Return every record verbatim.

Records for this task —
----

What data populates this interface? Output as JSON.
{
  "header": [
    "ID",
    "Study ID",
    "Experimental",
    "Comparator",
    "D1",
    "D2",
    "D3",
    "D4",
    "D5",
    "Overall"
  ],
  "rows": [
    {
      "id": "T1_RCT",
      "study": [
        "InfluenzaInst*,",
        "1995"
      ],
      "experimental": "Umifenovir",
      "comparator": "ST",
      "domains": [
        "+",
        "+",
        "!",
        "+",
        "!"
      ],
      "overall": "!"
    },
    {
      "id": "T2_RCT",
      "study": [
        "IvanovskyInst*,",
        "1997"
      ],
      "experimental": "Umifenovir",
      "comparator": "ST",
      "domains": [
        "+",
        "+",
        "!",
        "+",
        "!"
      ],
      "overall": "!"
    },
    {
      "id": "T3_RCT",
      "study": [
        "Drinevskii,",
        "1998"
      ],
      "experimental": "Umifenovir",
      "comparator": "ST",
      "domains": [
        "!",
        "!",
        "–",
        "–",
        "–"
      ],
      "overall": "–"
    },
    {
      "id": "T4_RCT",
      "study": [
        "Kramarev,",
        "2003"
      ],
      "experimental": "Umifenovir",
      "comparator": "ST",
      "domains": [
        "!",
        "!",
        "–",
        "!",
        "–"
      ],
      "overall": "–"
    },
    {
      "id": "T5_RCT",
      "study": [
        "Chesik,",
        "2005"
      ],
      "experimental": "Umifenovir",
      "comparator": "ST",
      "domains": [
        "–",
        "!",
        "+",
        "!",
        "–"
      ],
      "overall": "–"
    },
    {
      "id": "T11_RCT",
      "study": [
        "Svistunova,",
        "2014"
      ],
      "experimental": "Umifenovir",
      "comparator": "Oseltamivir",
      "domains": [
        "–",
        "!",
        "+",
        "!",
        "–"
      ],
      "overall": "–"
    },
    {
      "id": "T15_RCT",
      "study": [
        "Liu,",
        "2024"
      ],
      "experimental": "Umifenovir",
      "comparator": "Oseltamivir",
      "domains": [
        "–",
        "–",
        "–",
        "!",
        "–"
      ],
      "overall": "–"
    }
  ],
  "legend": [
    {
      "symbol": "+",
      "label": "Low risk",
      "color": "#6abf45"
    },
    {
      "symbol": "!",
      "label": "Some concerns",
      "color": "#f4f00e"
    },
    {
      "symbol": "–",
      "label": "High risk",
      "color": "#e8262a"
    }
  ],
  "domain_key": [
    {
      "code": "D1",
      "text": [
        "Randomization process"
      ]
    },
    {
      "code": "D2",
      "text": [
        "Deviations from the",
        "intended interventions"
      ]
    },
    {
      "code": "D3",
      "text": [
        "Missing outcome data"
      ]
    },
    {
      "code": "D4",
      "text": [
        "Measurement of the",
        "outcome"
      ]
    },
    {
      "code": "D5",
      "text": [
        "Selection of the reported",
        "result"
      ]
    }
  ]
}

----

Solved problem —
What data populates this interface? Output as JSON.
{
  "header": [
    "ID",
    "Study ID",
    "Experimental",
    "Comparator",
    "D1",
    "D2",
    "D3",
    "D4",
    "D5",
    "Overall"
  ],
  "rows": [
    {
      "id": "T1_RCT",
      "study": [
        "InfluenzaInst*,",
        "1995"
      ],
      "experimental": "Umifenovir",
      "comparator": "ST",
      "domains": [
        "+",
        "+",
        "!",
        "+",
        "!"
      ],
      "overall": "!"
    },
    {
      "id": "T2_RCT",
      "study": [
        "IvanovskyInst*,",
        "1997"
      ],
      "experimental": "Umifenovir",
      "comparator": "ST",
      "domains": [
        "+",
        "+",
        "!",
        "+",
        "!"
      ],
      "overall": "!"
    },
    {
      "id": "T3_RCT",
      "study": [
        "Drinevskii,",
        "1998"
      ],
      "experimental": "Umifenovir",
      "comparator": "ST",
      "domains": [
        "!",
        "!",
        "–",
        "–",
        "–"
      ],
      "overall": "–"
    },
    {
      "id": "T4_RCT",
      "study": [
        "Kramarev,",
        "2003"
      ],
      "experimental": "Umifenovir",
      "comparator": "ST",
      "domains": [
        "!",
        "!",
        "–",
        "!",
        "–"
      ],
      "overall": "–"
    },
    {
      "id": "T5_RCT",
      "study": [
        "Chesik,",
        "2005"
      ],
      "experimental": "Umifenovir",
      "comparator": "ST",
      "domains": [
        "–",
        "!",
        "+",
        "!",
        "–"
      ],
      "overall": "–"
    },
    {
      "id": "T11_RCT",
      "study": [
        "Svistunova,",
        "2014"
      ],
      "experimental": "Umifenovir",
      "comparator": "Oseltamivir",
      "domains": [
        "–",
        "!",
        "+",
        "!",
        "–"
      ],
      "overall": "–"
    },
    {
      "id": "T15_RCT",
      "study": [
        "Liu,",
        "2024"
      ],
      "experimental": "Umifenovir",
      "comparator": "Oseltamivir",
      "domains": [
        "–",
        "–",
        "–",
        "!",
        "–"
      ],
      "overall": "–"
    }
  ],
  "legend": [
    {
      "symbol": "+",
      "label": "Low risk",
      "color": "#6abf45"
    },
    {
      "symbol": "!",
      "label": "Some concerns",
      "color": "#f4f00e"
    },
    {
      "symbol": "–",
      "label": "High risk",
      "color": "#e8262a"
    }
  ],
  "domain_key": [
    {
      "code": "D1",
      "text": [
        "Randomization process"
      ]
    },
    {
      "code": "D2",
      "text": [
        "Deviations from the",
        "intended interventions"
      ]
    },
    {
      "code": "D3",
      "text": [
        "Missing outcome data"
      ]
    },
    {
      "code": "D4",
      "text": [
        "Measurement of the",
        "outcome"
      ]
    },
    {
      "code": "D5",
      "text": [
        "Selection of the reported",
        "result"
      ]
    }
  ]
}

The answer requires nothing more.